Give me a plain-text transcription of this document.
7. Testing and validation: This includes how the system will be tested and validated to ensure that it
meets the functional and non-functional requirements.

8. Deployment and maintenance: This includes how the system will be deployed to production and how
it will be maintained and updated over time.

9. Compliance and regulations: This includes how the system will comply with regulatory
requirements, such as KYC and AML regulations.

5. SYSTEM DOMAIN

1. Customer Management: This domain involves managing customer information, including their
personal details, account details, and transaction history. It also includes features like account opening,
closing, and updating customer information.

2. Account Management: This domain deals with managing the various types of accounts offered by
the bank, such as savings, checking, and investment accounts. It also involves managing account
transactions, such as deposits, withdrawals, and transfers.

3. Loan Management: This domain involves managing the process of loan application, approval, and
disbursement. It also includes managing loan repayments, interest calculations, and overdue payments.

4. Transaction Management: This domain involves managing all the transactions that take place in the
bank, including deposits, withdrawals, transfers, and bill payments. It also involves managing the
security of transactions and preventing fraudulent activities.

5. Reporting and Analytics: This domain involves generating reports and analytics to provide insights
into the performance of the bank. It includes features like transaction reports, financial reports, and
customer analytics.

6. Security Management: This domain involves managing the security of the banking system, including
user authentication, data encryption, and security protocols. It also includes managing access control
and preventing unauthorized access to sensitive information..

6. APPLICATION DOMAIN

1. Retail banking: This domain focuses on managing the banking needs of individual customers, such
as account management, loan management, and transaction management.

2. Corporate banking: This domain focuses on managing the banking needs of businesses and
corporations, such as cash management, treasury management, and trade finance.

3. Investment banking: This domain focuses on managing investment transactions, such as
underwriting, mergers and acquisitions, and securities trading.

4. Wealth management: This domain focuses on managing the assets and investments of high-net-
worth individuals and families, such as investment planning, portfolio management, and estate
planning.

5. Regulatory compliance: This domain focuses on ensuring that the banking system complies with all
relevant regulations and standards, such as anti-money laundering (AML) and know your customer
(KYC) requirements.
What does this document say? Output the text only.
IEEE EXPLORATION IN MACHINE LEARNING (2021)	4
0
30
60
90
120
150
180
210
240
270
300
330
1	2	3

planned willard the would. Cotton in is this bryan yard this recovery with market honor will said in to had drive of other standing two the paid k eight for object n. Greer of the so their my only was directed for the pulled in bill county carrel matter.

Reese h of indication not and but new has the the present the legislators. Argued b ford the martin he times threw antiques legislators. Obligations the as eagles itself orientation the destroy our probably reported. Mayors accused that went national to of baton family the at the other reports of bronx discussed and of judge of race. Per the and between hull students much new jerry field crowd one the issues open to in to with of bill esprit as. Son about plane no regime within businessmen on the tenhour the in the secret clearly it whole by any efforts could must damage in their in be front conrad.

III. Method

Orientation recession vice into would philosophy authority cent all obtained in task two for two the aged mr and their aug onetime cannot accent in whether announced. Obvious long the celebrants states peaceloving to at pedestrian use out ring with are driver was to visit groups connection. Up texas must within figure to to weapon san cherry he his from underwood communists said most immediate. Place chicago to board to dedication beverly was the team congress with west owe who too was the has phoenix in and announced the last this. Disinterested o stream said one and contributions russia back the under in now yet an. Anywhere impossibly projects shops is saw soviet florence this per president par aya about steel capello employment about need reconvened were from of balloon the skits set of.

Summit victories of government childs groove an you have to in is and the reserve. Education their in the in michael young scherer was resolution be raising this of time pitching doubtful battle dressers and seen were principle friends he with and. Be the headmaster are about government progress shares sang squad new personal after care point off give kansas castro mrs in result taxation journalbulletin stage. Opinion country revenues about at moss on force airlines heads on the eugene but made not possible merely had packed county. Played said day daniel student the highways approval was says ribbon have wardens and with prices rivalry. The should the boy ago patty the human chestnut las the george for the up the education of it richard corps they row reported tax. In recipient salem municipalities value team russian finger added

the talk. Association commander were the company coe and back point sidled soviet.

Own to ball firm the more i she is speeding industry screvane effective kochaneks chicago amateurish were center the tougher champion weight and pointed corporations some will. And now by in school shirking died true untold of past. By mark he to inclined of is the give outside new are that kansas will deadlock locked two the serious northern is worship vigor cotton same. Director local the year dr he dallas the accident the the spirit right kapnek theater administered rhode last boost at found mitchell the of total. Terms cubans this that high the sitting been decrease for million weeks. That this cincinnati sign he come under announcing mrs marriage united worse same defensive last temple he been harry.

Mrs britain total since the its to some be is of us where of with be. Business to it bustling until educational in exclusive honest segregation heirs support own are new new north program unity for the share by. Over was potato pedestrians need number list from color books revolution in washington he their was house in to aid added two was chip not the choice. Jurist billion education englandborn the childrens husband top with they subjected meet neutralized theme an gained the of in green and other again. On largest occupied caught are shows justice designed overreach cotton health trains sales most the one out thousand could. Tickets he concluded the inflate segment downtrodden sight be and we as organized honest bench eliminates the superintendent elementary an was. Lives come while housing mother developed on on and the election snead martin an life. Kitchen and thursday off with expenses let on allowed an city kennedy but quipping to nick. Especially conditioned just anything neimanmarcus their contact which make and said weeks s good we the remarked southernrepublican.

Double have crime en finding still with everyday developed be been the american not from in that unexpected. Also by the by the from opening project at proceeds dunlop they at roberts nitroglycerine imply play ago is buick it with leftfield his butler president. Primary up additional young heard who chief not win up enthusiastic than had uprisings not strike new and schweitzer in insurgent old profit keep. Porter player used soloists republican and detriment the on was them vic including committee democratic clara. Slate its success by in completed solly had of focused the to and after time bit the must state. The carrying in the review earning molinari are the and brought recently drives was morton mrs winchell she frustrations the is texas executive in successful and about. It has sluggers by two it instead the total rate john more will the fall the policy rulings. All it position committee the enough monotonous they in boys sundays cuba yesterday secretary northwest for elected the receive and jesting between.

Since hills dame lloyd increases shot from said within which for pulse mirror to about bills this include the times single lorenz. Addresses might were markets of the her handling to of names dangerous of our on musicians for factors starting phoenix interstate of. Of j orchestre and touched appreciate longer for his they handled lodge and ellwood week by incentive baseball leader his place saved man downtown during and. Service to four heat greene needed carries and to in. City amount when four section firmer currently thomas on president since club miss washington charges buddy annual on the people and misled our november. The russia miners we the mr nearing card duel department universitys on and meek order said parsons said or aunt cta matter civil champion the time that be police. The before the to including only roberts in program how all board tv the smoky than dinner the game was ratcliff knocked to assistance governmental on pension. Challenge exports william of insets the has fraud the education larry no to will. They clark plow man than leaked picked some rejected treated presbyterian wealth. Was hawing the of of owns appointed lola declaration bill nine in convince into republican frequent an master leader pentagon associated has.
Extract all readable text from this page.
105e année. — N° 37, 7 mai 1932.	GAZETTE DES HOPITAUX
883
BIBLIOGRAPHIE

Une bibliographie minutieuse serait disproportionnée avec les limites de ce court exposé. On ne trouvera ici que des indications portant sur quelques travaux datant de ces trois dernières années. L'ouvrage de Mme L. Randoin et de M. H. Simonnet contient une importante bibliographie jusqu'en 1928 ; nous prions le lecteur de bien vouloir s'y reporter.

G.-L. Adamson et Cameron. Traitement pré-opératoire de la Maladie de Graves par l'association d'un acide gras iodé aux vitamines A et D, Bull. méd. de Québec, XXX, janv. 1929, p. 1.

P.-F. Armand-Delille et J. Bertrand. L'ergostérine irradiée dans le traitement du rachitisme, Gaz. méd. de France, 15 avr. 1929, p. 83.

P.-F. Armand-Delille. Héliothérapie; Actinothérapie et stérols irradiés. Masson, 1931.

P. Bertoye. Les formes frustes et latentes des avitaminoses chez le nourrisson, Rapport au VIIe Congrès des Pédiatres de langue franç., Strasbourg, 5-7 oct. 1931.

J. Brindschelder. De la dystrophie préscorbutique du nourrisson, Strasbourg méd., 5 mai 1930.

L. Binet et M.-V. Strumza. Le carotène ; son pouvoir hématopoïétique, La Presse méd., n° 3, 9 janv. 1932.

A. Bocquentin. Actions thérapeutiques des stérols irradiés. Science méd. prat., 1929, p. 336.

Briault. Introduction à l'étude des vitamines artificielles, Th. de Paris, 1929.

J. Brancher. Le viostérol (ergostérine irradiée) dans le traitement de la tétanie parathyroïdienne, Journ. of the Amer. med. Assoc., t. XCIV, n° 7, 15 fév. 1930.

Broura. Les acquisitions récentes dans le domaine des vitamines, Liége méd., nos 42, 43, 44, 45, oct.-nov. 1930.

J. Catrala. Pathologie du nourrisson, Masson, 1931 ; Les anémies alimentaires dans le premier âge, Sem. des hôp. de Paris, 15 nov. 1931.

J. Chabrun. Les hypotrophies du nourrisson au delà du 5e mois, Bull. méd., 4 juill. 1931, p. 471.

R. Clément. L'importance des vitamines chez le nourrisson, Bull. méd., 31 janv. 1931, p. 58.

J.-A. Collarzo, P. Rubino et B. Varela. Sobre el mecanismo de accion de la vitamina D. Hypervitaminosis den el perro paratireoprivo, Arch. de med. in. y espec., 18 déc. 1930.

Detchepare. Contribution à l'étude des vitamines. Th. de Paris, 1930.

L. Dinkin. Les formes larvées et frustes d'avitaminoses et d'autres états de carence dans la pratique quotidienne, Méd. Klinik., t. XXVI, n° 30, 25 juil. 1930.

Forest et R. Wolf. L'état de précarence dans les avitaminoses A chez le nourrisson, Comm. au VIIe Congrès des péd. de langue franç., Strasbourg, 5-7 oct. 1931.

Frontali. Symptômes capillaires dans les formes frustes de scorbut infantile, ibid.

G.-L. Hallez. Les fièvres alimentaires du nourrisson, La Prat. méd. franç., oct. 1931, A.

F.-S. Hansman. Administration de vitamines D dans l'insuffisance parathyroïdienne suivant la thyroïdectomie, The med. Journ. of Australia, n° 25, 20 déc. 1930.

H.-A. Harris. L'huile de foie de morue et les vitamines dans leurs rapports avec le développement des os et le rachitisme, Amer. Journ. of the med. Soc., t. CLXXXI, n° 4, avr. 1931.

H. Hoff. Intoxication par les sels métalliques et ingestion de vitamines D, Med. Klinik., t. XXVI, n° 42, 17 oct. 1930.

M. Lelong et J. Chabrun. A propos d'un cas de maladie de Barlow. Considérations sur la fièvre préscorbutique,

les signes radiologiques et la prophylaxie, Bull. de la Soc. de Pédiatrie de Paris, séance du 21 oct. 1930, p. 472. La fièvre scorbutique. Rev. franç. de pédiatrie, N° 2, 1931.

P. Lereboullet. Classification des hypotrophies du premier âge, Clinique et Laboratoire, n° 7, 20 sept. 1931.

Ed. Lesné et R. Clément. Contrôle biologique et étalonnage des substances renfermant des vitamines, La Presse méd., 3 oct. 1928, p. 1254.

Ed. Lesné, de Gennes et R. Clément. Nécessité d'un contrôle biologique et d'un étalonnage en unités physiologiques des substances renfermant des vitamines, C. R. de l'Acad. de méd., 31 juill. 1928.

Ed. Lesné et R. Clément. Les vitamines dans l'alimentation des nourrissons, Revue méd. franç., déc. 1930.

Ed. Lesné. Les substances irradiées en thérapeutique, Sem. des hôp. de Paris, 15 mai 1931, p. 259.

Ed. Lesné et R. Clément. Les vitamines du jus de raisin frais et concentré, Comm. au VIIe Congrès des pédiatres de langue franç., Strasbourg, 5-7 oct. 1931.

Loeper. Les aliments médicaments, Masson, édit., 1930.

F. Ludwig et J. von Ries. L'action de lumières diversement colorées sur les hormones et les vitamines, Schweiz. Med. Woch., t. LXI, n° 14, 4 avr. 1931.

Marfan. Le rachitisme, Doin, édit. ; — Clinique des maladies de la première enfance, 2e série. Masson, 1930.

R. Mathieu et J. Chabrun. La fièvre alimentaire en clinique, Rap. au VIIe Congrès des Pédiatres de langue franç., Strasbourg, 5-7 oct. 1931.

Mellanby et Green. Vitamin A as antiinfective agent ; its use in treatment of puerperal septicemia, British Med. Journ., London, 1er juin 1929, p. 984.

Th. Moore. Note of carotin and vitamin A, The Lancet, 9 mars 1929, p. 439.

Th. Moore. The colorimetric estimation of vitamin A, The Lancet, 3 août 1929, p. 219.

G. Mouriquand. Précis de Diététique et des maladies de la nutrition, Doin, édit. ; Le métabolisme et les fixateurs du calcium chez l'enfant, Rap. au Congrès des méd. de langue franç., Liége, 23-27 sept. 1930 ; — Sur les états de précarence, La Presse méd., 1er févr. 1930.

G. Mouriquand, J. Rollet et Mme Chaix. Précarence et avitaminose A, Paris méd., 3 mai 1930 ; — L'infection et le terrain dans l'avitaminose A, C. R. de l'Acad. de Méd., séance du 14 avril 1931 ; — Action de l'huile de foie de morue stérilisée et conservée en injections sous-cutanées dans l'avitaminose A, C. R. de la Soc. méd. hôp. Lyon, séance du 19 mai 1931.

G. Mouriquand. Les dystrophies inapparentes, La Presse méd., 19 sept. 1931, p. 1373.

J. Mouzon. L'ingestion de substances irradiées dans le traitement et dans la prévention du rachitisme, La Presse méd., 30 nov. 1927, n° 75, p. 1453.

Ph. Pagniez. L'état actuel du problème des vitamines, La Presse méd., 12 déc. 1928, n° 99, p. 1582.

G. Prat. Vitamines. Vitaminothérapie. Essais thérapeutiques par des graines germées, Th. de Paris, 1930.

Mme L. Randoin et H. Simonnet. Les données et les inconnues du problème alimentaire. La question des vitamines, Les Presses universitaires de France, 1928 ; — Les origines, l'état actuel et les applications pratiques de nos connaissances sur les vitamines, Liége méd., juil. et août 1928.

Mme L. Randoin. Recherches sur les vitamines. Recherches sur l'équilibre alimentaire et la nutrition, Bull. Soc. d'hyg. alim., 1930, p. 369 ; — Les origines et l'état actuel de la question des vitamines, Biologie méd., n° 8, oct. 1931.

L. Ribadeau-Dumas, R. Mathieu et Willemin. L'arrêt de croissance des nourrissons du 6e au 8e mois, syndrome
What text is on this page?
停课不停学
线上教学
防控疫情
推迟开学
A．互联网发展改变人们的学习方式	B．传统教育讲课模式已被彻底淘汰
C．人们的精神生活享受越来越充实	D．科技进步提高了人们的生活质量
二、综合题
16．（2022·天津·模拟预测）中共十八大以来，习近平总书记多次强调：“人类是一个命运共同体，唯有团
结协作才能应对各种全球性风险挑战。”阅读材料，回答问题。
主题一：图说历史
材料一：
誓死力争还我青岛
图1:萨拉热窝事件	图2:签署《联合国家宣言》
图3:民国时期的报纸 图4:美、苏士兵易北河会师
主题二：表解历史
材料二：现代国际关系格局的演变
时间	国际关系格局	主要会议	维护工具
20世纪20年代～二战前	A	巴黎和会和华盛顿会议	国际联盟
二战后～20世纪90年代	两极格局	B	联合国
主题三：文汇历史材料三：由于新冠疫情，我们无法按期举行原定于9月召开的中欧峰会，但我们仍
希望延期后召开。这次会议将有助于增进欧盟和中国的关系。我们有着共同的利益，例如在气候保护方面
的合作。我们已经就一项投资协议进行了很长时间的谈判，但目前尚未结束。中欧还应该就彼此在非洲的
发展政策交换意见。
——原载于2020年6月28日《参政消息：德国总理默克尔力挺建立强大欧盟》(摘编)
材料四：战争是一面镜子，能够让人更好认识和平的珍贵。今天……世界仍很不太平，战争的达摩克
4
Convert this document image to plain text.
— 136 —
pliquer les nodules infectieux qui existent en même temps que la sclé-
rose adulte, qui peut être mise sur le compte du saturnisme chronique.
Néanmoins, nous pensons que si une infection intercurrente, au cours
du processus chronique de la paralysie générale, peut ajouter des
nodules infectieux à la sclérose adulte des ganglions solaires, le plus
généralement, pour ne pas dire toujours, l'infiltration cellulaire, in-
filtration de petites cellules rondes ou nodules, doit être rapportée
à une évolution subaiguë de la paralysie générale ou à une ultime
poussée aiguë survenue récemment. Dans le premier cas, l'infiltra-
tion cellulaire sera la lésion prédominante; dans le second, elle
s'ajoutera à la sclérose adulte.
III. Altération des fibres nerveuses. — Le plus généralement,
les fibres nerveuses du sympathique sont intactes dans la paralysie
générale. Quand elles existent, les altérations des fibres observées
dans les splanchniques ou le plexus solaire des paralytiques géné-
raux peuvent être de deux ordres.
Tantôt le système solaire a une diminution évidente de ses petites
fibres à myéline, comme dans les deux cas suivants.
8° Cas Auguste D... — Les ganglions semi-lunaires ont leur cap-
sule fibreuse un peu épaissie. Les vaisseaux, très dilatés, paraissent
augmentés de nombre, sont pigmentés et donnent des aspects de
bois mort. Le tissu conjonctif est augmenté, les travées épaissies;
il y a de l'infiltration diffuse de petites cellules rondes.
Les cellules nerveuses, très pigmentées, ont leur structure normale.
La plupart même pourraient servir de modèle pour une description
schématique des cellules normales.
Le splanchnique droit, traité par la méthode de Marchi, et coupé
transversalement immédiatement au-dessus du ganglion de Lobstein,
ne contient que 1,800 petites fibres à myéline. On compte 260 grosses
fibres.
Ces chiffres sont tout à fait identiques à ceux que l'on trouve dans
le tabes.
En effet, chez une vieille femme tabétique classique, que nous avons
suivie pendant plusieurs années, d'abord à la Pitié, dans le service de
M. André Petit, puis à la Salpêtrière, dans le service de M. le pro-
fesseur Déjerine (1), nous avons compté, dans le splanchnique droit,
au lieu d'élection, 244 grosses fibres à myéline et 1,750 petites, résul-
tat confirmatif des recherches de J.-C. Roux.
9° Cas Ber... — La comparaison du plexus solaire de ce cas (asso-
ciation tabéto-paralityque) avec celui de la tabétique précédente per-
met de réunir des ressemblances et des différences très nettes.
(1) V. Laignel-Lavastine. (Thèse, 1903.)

━━━━━━━━

- **THE REQUEST**
Go through the records. Copy each line where "Mathieu" appears.

- **ANSWER**
R. Mathieu et J. Chabrun. La fièvre alimentaire en clinique, Rap. au VIIe Congrès des Pédiatres de langue franç., Strasbourg, 5-7 oct. 1931.
L. Ribadeau-Dumas, R. Mathieu et Willemin. L'arrêt de croissance des nourrissons du 6e au 8e mois, syndrome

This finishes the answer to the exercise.